§ **EXERCISE DESCRIPTION**: Copy all of the material word for word, except for the pictures.

══════════════════════════════

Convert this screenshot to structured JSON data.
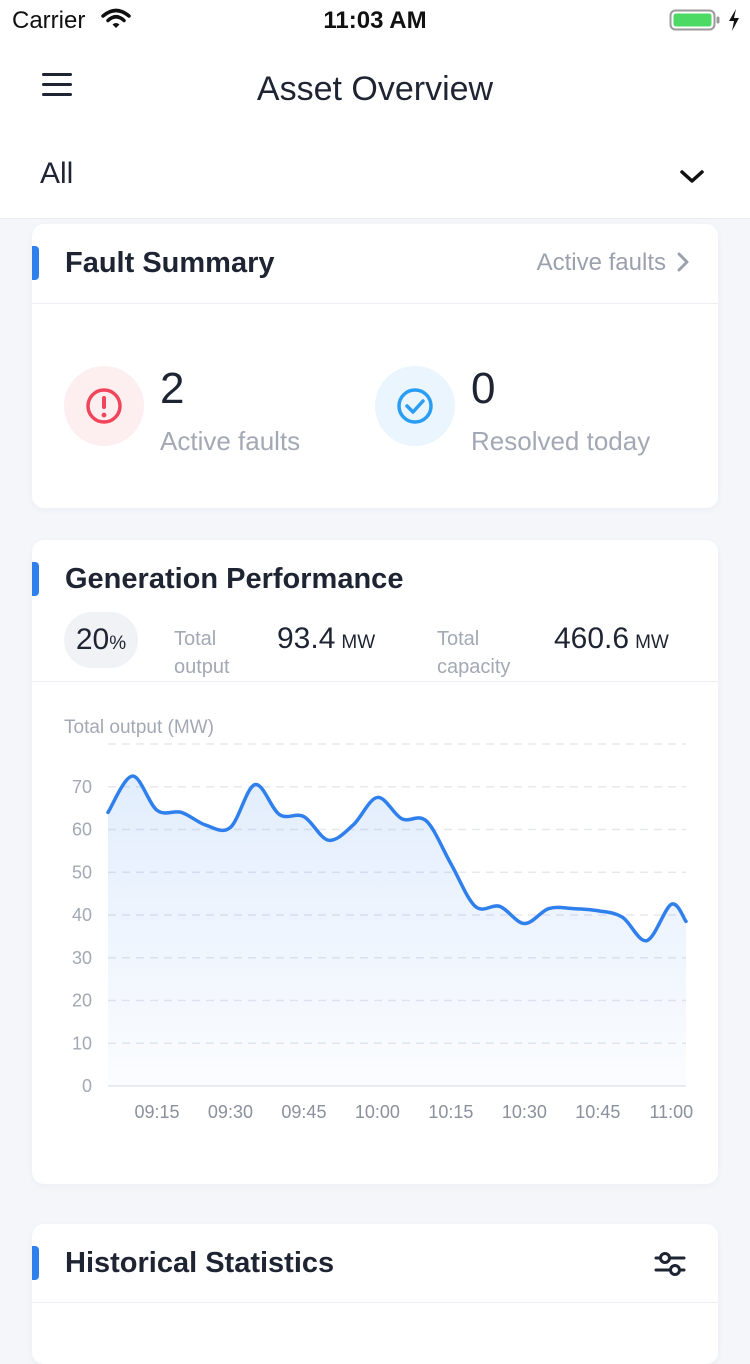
{
  "status_bar": {
    "carrier": "Carrier",
    "time": "11:03 AM"
  },
  "header": {
    "title": "Asset Overview"
  },
  "filter": {
    "selected": "All"
  },
  "fault_summary": {
    "title": "Fault Summary",
    "link_label": "Active faults",
    "active_count": "2",
    "active_label": "Active faults",
    "resolved_count": "0",
    "resolved_label": "Resolved today"
  },
  "generation": {
    "title": "Generation Performance",
    "percent_value": "20",
    "percent_unit": "%",
    "total_output_label_1": "Total",
    "total_output_label_2": "output",
    "total_output_value": "93.4",
    "total_output_unit": "MW",
    "total_capacity_label_1": "Total",
    "total_capacity_label_2": "capacity",
    "total_capacity_value": "460.6",
    "total_capacity_unit": "MW"
  },
  "history": {
    "title": "Historical Statistics"
  },
  "colors": {
    "accent": "#2f80ed",
    "fault_red": "#f0455b",
    "fault_bg": "#fdeef0",
    "resolved_blue": "#2a9df4",
    "resolved_bg": "#eaf5fe"
  },
  "chart_data": {
    "type": "area",
    "title": "Total output (MW)",
    "xlabel": "",
    "ylabel": "Total output (MW)",
    "ylim": [
      0,
      80
    ],
    "yticks": [
      0,
      10,
      20,
      30,
      40,
      50,
      60,
      70
    ],
    "xticks": [
      "09:15",
      "09:30",
      "09:45",
      "10:00",
      "10:15",
      "10:30",
      "10:45",
      "11:00"
    ],
    "x": [
      "09:05",
      "09:10",
      "09:15",
      "09:20",
      "09:25",
      "09:30",
      "09:35",
      "09:40",
      "09:45",
      "09:50",
      "09:55",
      "10:00",
      "10:05",
      "10:10",
      "10:15",
      "10:20",
      "10:25",
      "10:30",
      "10:35",
      "10:40",
      "10:45",
      "10:50",
      "10:55",
      "11:00",
      "11:03"
    ],
    "series": [
      {
        "values": [
          64,
          72.5,
          64.5,
          64,
          61,
          60.5,
          70.5,
          63.5,
          63,
          57.5,
          61,
          67.5,
          62.5,
          62,
          52,
          42,
          42,
          38,
          41.5,
          41.5,
          41,
          39.5,
          34,
          42.5,
          38.5
        ]
      }
    ],
    "grid": true
  }
}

══════════════════════════════

§ **EXPECTED ANSWER**:
Convert this screenshot to structured JSON data.
{
  "status_bar": {
    "carrier": "Carrier",
    "time": "11:03 AM"
  },
  "header": {
    "title": "Asset Overview"
  },
  "filter": {
    "selected": "All"
  },
  "fault_summary": {
    "title": "Fault Summary",
    "link_label": "Active faults",
    "active_count": "2",
    "active_label": "Active faults",
    "resolved_count": "0",
    "resolved_label": "Resolved today"
  },
  "generation": {
    "title": "Generation Performance",
    "percent_value": "20",
    "percent_unit": "%",
    "total_output_label_1": "Total",
    "total_output_label_2": "output",
    "total_output_value": "93.4",
    "total_output_unit": "MW",
    "total_capacity_label_1": "Total",
    "total_capacity_label_2": "capacity",
    "total_capacity_value": "460.6",
    "total_capacity_unit": "MW"
  },
  "history": {
    "title": "Historical Statistics"
  },
  "colors": {
    "accent": "#2f80ed",
    "fault_red": "#f0455b",
    "fault_bg": "#fdeef0",
    "resolved_blue": "#2a9df4",
    "resolved_bg": "#eaf5fe"
  },
  "chart_data": {
    "type": "area",
    "title": "Total output (MW)",
    "xlabel": "",
    "ylabel": "Total output (MW)",
    "ylim": [
      0,
      80
    ],
    "yticks": [
      0,
      10,
      20,
      30,
      40,
      50,
      60,
      70
    ],
    "xticks": [
      "09:15",
      "09:30",
      "09:45",
      "10:00",
      "10:15",
      "10:30",
      "10:45",
      "11:00"
    ],
    "x": [
      "09:05",
      "09:10",
      "09:15",
      "09:20",
      "09:25",
      "09:30",
      "09:35",
      "09:40",
      "09:45",
      "09:50",
      "09:55",
      "10:00",
      "10:05",
      "10:10",
      "10:15",
      "10:20",
      "10:25",
      "10:30",
      "10:35",
      "10:40",
      "10:45",
      "10:50",
      "10:55",
      "11:00",
      "11:03"
    ],
    "series": [
      {
        "values": [
          64,
          72.5,
          64.5,
          64,
          61,
          60.5,
          70.5,
          63.5,
          63,
          57.5,
          61,
          67.5,
          62.5,
          62,
          52,
          42,
          42,
          38,
          41.5,
          41.5,
          41,
          39.5,
          34,
          42.5,
          38.5
        ]
      }
    ],
    "grid": true
  }
}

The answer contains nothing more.